Aim of the task: Where does the string "xCOLDGASS" appear in the records? Copy every line that contains it.

Listed entries:
--------------------------------------------------
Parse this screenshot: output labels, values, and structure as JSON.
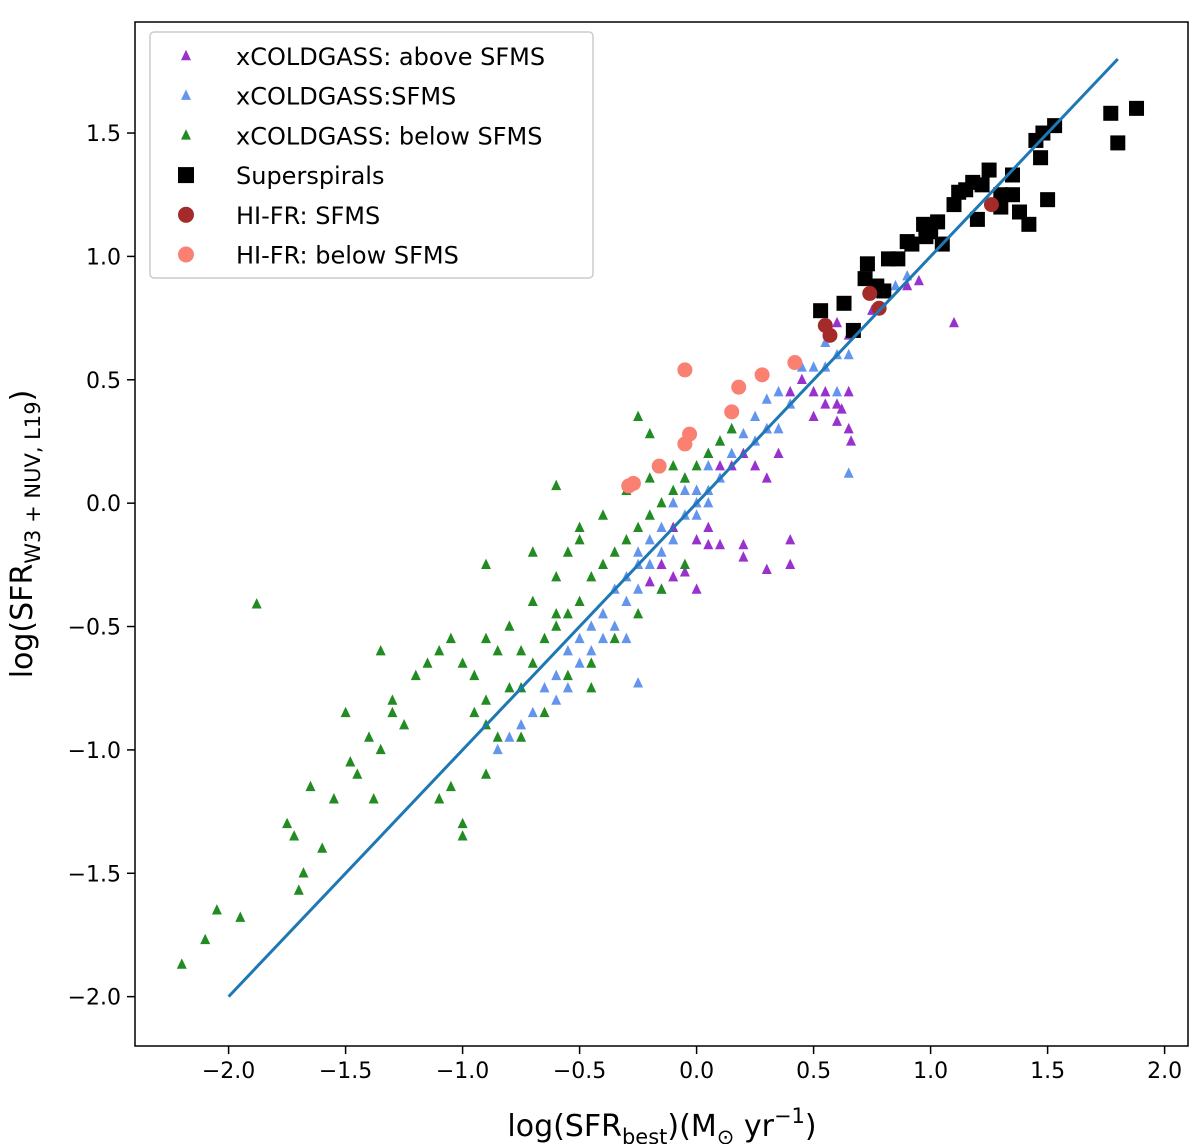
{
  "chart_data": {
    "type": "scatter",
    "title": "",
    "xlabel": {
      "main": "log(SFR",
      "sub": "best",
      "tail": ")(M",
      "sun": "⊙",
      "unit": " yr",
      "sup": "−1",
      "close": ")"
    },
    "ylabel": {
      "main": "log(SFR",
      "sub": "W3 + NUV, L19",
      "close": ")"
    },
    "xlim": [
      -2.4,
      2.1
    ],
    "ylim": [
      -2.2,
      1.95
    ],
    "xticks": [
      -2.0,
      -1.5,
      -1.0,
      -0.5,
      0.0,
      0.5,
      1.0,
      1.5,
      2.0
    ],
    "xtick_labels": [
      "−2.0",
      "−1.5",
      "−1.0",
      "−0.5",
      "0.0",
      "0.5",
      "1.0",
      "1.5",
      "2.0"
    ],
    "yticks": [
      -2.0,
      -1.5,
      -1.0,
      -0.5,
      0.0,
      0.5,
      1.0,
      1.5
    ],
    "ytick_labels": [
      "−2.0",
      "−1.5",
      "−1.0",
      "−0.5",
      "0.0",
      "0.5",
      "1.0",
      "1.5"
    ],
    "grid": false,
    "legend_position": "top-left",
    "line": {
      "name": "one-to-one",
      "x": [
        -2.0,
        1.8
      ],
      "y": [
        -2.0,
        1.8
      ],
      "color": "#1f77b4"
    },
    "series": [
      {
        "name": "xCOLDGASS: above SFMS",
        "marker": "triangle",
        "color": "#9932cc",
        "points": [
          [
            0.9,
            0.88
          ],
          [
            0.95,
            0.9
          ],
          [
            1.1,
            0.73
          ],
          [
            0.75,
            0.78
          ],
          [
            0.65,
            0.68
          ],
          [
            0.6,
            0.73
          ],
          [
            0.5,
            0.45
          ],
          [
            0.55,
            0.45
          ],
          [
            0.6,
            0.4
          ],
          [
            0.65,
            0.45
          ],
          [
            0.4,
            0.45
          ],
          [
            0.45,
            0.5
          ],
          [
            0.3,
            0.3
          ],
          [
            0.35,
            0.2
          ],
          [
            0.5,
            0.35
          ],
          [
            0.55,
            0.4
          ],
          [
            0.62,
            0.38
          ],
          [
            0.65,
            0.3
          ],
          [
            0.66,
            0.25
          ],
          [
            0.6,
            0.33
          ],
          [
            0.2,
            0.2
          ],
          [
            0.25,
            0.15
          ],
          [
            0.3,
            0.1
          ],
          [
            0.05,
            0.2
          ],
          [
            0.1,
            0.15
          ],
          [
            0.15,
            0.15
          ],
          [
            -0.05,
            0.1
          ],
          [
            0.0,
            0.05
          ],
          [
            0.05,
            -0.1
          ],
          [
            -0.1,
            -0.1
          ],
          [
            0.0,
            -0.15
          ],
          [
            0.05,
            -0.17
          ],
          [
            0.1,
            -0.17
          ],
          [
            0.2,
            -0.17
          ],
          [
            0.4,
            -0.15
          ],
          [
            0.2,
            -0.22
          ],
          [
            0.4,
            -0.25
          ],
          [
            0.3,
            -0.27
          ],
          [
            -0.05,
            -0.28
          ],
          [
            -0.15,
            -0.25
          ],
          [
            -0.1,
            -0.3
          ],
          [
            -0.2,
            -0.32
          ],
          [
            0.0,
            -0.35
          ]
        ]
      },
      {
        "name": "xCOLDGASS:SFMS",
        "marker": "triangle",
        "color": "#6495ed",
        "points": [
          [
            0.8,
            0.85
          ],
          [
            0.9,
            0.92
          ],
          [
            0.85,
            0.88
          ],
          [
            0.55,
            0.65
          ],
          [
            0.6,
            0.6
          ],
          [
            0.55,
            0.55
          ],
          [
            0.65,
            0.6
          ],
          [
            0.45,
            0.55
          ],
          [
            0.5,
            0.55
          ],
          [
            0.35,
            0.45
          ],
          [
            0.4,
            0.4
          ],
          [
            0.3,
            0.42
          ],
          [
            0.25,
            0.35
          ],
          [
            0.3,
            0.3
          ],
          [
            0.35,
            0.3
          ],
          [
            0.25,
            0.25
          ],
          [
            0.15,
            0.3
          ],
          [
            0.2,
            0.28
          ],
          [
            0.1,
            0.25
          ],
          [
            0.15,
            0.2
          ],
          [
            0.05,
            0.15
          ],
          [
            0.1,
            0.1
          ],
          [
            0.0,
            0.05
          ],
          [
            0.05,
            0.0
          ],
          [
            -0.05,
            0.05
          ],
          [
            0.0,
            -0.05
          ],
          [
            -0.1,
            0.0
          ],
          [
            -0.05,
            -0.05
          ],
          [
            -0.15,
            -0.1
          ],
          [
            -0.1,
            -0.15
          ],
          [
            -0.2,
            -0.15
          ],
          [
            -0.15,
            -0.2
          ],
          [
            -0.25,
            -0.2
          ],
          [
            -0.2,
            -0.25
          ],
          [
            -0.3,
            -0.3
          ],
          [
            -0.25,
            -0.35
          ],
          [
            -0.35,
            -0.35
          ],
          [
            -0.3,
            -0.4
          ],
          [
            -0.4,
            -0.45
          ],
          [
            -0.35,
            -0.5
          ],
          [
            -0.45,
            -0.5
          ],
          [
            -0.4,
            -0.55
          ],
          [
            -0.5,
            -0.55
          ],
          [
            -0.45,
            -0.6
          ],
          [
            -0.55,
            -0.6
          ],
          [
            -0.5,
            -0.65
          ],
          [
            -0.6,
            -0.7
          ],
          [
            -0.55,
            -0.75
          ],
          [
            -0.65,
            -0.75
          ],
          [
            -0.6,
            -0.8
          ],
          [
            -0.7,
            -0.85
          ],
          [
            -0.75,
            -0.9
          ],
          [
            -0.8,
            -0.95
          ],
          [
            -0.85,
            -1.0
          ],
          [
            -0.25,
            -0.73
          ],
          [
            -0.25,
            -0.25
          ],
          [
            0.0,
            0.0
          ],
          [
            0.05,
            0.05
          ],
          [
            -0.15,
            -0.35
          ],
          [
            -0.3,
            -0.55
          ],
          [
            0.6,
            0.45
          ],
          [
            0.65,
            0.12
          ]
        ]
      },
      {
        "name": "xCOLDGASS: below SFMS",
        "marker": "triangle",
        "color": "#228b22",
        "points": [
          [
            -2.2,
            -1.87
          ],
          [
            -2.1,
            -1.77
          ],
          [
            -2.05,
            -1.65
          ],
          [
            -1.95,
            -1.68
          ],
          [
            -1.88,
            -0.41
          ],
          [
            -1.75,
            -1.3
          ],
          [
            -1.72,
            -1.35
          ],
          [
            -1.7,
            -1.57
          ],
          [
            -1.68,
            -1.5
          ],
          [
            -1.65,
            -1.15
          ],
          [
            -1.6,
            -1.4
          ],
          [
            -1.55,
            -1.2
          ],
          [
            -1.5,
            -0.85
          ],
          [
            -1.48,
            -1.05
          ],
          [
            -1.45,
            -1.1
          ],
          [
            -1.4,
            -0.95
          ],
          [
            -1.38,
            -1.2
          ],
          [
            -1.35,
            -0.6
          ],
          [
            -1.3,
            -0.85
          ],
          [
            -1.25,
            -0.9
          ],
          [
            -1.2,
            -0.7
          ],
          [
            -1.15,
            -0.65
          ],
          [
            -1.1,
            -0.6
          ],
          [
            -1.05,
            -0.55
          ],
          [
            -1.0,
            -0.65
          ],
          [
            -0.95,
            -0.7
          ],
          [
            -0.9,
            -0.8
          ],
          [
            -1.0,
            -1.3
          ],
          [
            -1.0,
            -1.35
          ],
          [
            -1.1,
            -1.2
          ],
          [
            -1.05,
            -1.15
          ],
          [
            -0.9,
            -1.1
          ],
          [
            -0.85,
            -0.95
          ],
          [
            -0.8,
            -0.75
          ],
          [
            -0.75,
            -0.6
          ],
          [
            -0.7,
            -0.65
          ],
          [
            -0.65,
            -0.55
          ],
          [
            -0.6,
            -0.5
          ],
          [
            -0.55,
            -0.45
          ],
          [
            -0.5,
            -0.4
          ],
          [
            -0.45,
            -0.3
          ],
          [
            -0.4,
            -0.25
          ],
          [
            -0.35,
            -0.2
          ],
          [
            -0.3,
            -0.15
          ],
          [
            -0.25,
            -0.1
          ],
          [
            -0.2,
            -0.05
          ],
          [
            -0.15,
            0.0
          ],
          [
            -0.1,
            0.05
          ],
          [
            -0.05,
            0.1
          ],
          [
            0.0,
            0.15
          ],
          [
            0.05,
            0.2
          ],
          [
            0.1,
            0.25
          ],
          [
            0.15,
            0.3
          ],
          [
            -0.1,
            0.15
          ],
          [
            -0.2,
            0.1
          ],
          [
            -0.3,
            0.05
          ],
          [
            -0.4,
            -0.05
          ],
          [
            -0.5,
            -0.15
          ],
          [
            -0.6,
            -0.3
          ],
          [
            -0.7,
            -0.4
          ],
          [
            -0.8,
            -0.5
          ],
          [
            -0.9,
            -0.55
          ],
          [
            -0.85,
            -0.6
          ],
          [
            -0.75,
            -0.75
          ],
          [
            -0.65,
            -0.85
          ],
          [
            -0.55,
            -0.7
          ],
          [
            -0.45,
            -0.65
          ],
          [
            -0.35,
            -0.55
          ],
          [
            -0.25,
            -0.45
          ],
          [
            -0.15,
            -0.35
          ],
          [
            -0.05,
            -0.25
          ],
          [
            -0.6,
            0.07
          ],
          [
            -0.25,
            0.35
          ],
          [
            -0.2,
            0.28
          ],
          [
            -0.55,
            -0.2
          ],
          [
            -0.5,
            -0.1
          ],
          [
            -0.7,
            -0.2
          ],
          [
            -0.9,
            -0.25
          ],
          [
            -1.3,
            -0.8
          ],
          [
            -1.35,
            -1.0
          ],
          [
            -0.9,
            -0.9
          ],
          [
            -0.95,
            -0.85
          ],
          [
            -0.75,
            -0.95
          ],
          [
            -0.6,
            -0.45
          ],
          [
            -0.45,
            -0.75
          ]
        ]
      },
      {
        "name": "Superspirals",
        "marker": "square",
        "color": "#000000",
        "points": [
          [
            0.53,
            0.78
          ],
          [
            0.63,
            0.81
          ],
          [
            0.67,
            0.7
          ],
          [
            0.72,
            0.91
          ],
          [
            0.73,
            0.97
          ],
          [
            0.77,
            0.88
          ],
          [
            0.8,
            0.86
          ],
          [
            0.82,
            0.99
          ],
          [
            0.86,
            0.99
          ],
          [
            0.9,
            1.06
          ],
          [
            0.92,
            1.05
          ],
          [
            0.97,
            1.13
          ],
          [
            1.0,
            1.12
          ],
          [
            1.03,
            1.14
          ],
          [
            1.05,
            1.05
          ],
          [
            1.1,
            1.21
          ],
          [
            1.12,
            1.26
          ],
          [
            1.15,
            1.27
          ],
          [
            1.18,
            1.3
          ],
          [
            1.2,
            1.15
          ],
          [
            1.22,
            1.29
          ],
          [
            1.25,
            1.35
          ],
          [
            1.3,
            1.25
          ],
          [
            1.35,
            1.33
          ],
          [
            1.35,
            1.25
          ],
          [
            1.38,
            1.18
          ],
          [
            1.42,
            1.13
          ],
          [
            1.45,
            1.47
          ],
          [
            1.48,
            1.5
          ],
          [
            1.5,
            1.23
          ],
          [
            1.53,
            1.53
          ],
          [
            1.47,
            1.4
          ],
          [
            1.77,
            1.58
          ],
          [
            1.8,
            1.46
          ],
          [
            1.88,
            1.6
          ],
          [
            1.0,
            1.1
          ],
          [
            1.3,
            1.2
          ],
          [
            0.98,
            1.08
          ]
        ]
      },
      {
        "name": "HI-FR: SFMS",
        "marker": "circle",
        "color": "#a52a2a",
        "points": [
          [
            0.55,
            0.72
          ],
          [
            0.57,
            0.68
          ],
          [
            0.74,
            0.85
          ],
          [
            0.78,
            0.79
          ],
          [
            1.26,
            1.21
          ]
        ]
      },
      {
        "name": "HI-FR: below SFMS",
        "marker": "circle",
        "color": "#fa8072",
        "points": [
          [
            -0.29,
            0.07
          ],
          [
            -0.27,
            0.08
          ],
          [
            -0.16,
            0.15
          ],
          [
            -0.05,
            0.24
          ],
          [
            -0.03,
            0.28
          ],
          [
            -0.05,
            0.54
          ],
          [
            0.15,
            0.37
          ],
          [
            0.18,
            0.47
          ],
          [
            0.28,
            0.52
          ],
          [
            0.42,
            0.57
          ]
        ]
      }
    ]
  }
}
--------------------------------------------------
Finished task:
        "name": "xCOLDGASS: above SFMS",
        "name": "xCOLDGASS:SFMS",
        "name": "xCOLDGASS: below SFMS",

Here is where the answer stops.